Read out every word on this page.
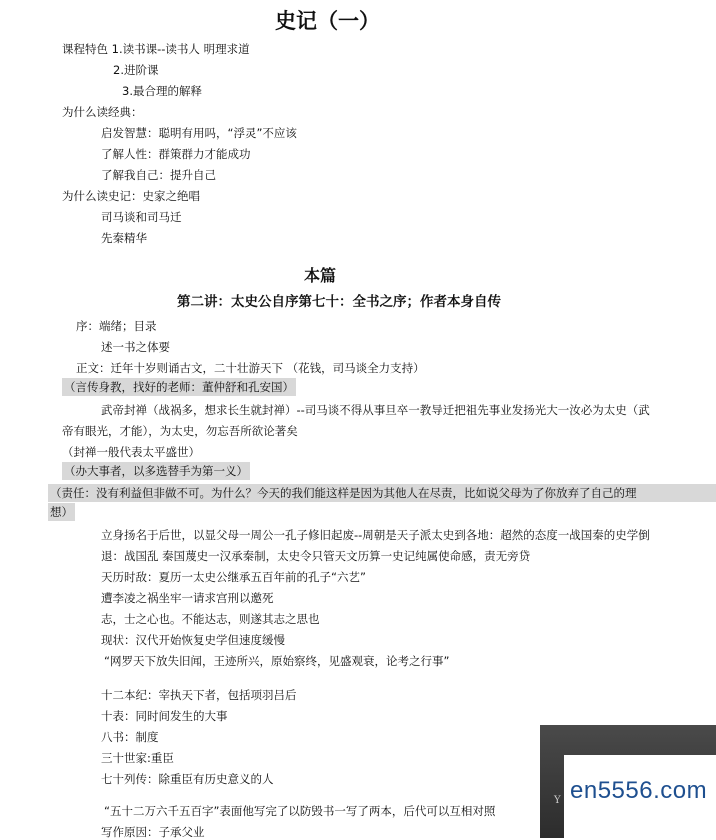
史记（一）
课程特色 1.读书课--读书人 明理求道
2.进阶课
3.最合理的解释
为什么读经典：
启发智慧：聪明有用吗，“浮灵”不应该
了解人性：群策群力才能成功
了解我自己：提升自己
为什么读史记：史家之绝唱
司马谈和司马迁
先秦精华
本篇
第二讲：太史公自序第七十：全书之序；作者本身自传
序：端绪；目录
述一书之体要
正文：迁年十岁则诵古文，二十壮游天下 （花钱，司马谈全力支持）
（言传身教，找好的老师：董仲舒和孔安国）
武帝封禅（战祸多，想求长生就封禅）--司马谈不得从事旦卒一教导迁把祖先事业发扬光大一汝必为太史（武
帝有眼光，才能），为太史，勿忘吾所欲论著矣
（封禅一般代表太平盛世）
（办大事者，以多选替手为第一义）
（责任：没有利益但非做不可。为什么？今天的我们能这样是因为其他人在尽责，比如说父母为了你放弃了自己的理
想）
立身扬名于后世，以显父母一周公一孔子修旧起废--周朝是天子派太史到各地：超然的态度一战国秦的史学倒
退：战国乱 秦国蔑史一汉承秦制，太史令只管天文历算一史记纯属使命感，责无旁贷
天历时敌：夏历一太史公继承五百年前的孔子“六艺”
遭李凌之祸坐牢一请求宫刑以邀死
志，士之心也。不能达志，则遂其志之思也
现状：汉代开始恢复史学但速度缓慢
“网罗天下放失旧闻，王迹所兴，原始察终，见盛观衰，论考之行事”
十二本纪：宰执天下者，包括项羽吕后
十表：同时间发生的大事
八书：制度
三十世家:重臣
七十列传：除重臣有历史意义的人
“五十二万六千五百字”表面他写完了以防毁书一写了两本，后代可以互相对照
写作原因：子承父业
Y en5556.com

* [Exercise objective] Could you repeat all of the material exactly? Pictures should not be copied.

* [Result]
Read out every word on this page.
史记（一）
课程特色 1.读书课--读书人 明理求道
2.进阶课
3.最合理的解释
为什么读经典：
启发智慧：聪明有用吗，“浮灵”不应该
了解人性：群策群力才能成功
了解我自己：提升自己
为什么读史记：史家之绝唱
司马谈和司马迁
先秦精华
本篇
第二讲：太史公自序第七十：全书之序；作者本身自传
序：端绪；目录
述一书之体要
正文：迁年十岁则诵古文，二十壮游天下 （花钱，司马谈全力支持）
（言传身教，找好的老师：董仲舒和孔安国）
武帝封禅（战祸多，想求长生就封禅）--司马谈不得从事旦卒一教导迁把祖先事业发扬光大一汝必为太史（武
帝有眼光，才能），为太史，勿忘吾所欲论著矣
（封禅一般代表太平盛世）
（办大事者，以多选替手为第一义）
（责任：没有利益但非做不可。为什么？今天的我们能这样是因为其他人在尽责，比如说父母为了你放弃了自己的理
想）
立身扬名于后世，以显父母一周公一孔子修旧起废--周朝是天子派太史到各地：超然的态度一战国秦的史学倒
退：战国乱 秦国蔑史一汉承秦制，太史令只管天文历算一史记纯属使命感，责无旁贷
天历时敌：夏历一太史公继承五百年前的孔子“六艺”
遭李凌之祸坐牢一请求宫刑以邀死
志，士之心也。不能达志，则遂其志之思也
现状：汉代开始恢复史学但速度缓慢
“网罗天下放失旧闻，王迹所兴，原始察终，见盛观衰，论考之行事”
十二本纪：宰执天下者，包括项羽吕后
十表：同时间发生的大事
八书：制度
三十世家:重臣
七十列传：除重臣有历史意义的人
“五十二万六千五百字”表面他写完了以防毁书一写了两本，后代可以互相对照
写作原因：子承父业
Y en5556.com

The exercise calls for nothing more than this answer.